* **THE DATA**
########################################

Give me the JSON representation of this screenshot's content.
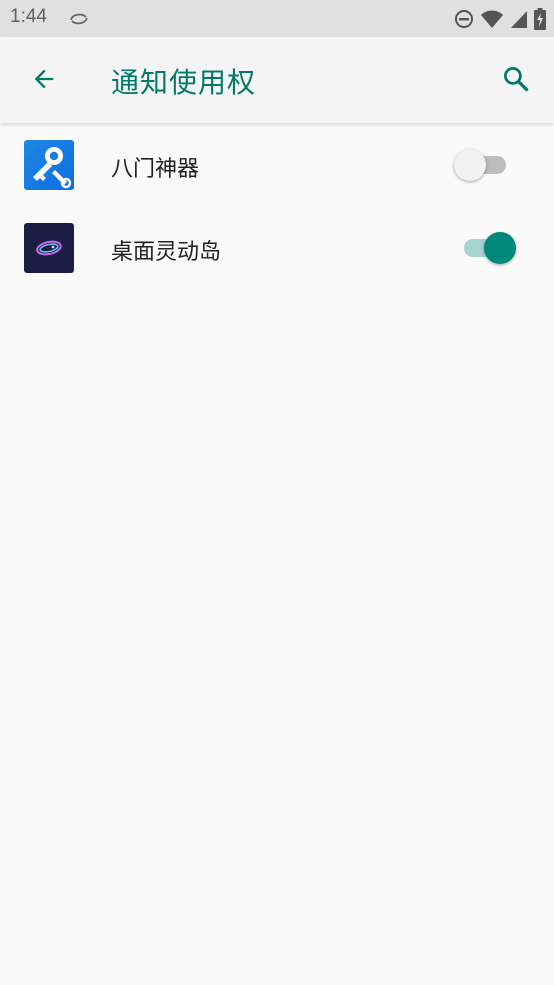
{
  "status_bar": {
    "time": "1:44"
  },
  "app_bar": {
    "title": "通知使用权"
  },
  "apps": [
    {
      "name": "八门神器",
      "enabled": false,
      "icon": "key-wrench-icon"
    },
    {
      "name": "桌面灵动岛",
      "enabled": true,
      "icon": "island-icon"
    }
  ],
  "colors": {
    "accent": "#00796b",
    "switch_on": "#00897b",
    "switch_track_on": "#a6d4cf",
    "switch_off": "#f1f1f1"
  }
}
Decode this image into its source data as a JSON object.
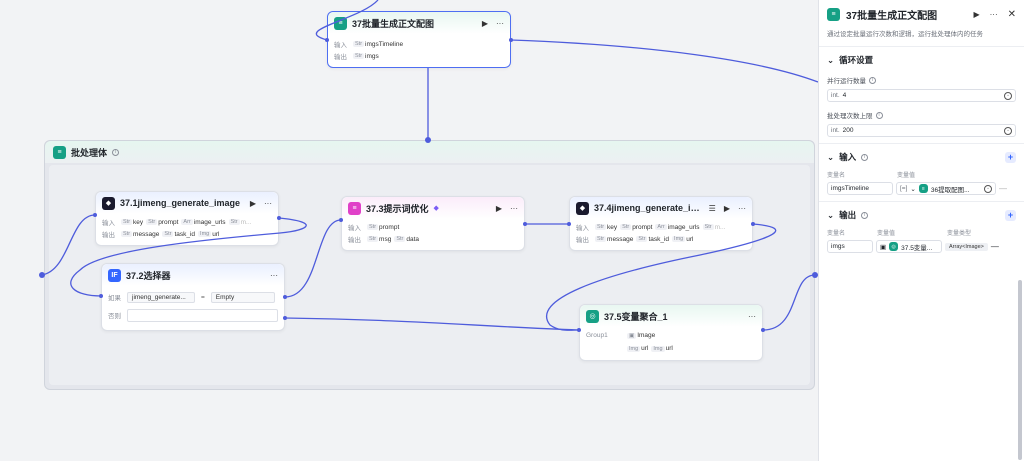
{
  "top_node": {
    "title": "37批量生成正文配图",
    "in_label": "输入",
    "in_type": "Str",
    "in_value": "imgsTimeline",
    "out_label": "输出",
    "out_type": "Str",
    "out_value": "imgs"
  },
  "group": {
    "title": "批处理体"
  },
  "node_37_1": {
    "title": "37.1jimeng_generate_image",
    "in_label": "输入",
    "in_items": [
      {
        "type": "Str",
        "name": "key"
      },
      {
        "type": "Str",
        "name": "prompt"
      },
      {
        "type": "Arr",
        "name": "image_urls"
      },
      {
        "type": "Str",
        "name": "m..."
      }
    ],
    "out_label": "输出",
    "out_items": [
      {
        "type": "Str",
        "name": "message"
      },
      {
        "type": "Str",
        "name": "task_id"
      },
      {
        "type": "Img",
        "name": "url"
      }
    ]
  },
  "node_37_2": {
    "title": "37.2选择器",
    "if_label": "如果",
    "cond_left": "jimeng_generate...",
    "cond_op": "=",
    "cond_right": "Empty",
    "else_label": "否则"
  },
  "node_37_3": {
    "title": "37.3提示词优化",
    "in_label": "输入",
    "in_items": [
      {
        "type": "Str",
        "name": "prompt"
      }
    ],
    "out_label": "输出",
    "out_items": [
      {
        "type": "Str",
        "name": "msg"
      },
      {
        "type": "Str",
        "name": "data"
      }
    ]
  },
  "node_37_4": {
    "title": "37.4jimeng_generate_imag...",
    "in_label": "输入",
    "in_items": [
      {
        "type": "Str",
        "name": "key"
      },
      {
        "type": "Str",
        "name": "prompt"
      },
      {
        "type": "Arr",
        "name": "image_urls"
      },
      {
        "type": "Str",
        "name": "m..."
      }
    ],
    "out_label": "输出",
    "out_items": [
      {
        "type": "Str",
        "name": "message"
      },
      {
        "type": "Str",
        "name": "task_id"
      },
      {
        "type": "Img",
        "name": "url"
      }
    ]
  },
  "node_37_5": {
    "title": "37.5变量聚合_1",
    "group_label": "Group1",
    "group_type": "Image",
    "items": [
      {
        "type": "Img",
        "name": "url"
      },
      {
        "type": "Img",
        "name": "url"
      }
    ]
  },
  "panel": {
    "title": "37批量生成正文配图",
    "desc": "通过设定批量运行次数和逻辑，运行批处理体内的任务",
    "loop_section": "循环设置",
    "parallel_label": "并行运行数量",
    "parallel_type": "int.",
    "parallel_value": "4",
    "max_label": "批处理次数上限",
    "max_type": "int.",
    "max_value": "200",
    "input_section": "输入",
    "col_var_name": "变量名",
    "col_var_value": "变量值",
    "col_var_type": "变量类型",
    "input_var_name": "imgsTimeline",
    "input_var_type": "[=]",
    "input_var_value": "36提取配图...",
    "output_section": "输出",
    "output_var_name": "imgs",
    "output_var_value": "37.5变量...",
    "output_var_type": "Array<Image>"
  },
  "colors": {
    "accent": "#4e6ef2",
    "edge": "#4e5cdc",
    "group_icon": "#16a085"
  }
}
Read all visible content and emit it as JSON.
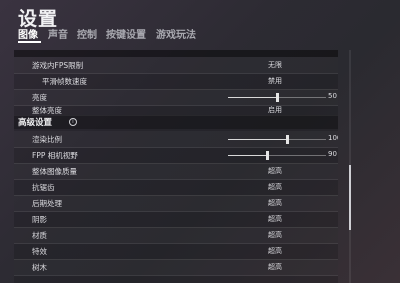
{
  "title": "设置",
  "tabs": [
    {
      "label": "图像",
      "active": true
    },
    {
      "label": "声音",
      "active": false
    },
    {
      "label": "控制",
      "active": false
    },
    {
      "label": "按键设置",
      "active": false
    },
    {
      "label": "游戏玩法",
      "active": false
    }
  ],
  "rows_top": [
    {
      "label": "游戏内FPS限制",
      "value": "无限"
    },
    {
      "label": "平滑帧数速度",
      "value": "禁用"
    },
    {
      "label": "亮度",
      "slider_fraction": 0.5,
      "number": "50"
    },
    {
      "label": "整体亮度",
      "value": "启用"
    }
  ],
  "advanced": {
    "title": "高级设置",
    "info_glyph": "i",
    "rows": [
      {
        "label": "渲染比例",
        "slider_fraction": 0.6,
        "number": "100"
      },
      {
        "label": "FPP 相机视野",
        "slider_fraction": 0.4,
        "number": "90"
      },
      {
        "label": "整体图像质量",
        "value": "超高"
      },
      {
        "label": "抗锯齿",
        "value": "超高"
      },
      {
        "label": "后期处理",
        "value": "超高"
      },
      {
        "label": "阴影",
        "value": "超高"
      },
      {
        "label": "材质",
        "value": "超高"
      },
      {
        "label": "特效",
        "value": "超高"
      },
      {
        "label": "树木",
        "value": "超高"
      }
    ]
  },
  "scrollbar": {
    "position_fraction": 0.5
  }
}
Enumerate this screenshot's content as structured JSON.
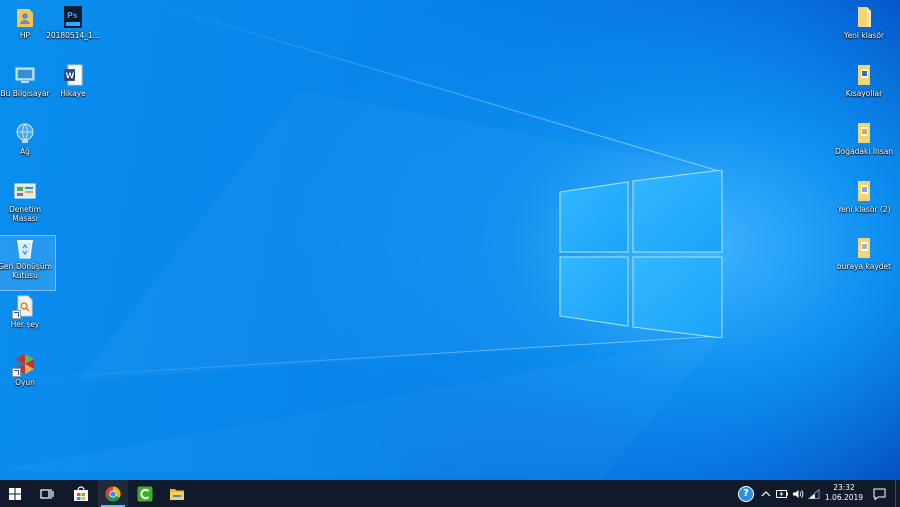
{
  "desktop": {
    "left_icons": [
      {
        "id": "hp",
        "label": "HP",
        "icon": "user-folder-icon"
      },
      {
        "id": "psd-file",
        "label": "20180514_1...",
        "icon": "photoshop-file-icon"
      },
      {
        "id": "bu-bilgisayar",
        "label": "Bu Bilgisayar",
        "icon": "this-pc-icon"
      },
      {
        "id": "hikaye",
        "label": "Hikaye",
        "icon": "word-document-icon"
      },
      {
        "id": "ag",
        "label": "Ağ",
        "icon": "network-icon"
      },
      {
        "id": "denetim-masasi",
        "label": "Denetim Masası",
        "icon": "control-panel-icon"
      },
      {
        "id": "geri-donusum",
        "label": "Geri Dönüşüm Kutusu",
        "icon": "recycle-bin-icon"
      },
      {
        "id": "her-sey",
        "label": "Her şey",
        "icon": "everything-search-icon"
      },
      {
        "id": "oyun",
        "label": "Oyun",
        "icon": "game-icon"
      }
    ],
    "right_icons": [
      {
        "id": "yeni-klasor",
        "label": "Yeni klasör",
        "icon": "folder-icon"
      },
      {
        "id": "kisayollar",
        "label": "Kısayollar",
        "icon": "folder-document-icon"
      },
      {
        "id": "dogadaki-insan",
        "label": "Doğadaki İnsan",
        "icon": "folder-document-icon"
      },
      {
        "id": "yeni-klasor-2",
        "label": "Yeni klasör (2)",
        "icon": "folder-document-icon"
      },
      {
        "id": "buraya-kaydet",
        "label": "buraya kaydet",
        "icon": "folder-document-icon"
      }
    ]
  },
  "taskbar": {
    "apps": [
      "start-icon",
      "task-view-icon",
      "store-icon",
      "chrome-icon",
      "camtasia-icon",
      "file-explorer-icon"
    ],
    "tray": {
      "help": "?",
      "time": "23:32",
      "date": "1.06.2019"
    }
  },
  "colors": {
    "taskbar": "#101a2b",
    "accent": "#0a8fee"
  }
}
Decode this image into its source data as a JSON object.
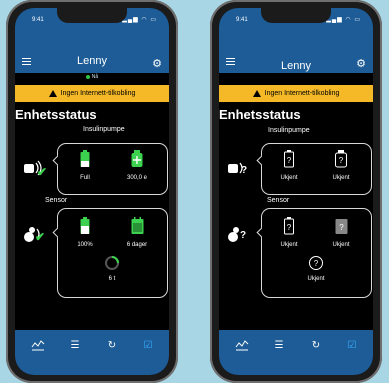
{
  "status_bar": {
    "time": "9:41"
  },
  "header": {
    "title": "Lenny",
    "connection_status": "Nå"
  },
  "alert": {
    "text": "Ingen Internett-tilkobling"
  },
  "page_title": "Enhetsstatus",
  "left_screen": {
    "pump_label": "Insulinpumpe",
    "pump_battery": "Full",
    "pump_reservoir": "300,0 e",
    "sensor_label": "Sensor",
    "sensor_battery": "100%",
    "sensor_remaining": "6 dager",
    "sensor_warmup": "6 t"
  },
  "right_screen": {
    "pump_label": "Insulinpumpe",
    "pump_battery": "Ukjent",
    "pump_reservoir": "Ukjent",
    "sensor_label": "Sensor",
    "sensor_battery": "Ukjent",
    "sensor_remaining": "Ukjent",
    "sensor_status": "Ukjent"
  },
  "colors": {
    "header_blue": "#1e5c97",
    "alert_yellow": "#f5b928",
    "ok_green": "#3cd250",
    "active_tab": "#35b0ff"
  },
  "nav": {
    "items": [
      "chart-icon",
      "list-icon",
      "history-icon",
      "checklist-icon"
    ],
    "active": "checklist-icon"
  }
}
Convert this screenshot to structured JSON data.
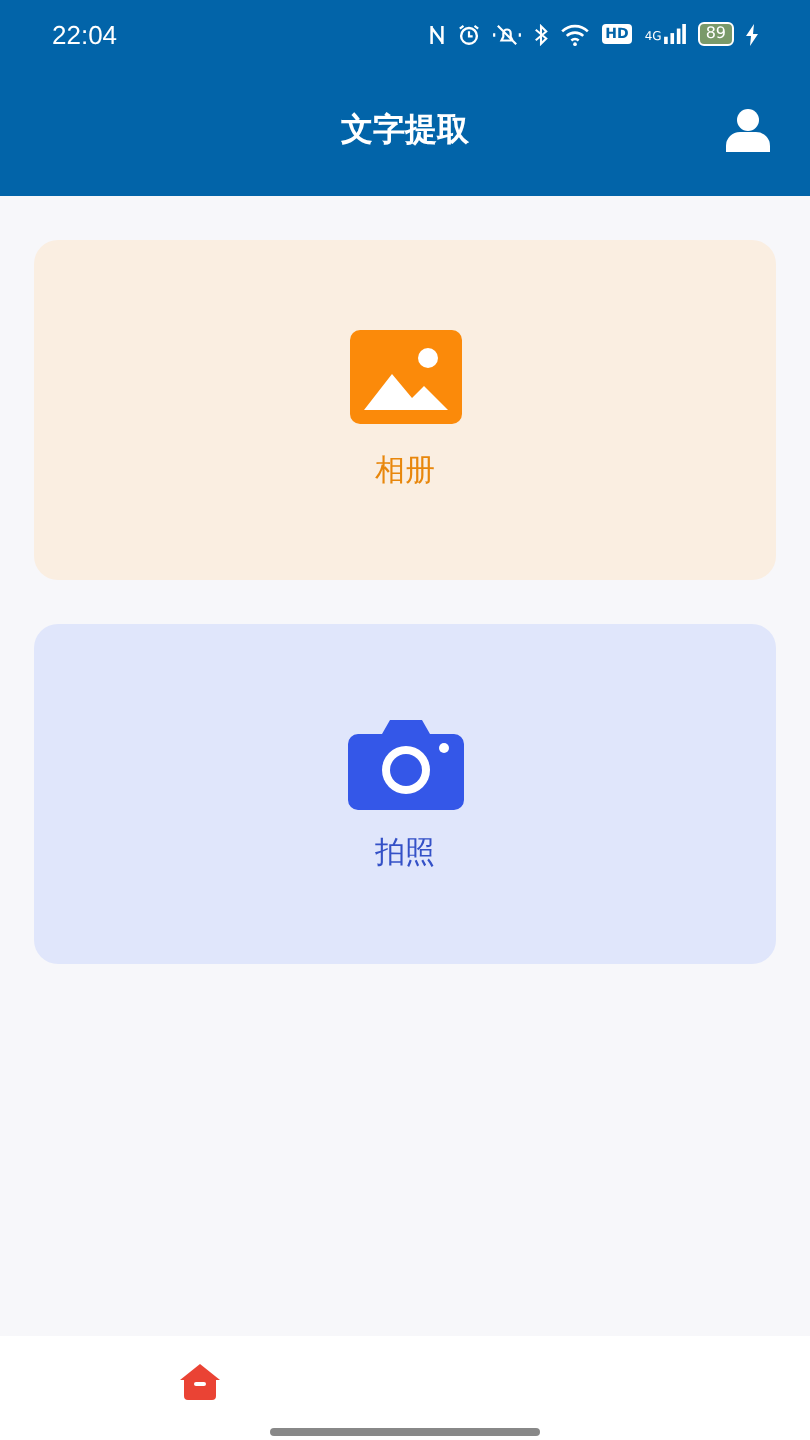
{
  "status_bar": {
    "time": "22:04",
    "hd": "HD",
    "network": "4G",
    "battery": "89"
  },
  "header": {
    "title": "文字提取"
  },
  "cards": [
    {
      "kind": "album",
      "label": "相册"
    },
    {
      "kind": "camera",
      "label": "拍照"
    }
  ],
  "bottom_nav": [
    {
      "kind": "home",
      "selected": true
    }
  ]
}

########################################

Reproduce the lines of the listing exactly, starting at the one that contains "Convert this screenshot" and continuing through the final line, but leave out the pictures.

Convert this screenshot to structured JSON data.
{
  "status_bar": {
    "time": "22:04",
    "hd": "HD",
    "network": "4G",
    "battery": "89"
  },
  "header": {
    "title": "文字提取"
  },
  "cards": [
    {
      "kind": "album",
      "label": "相册"
    },
    {
      "kind": "camera",
      "label": "拍照"
    }
  ],
  "bottom_nav": [
    {
      "kind": "home",
      "selected": true
    }
  ]
}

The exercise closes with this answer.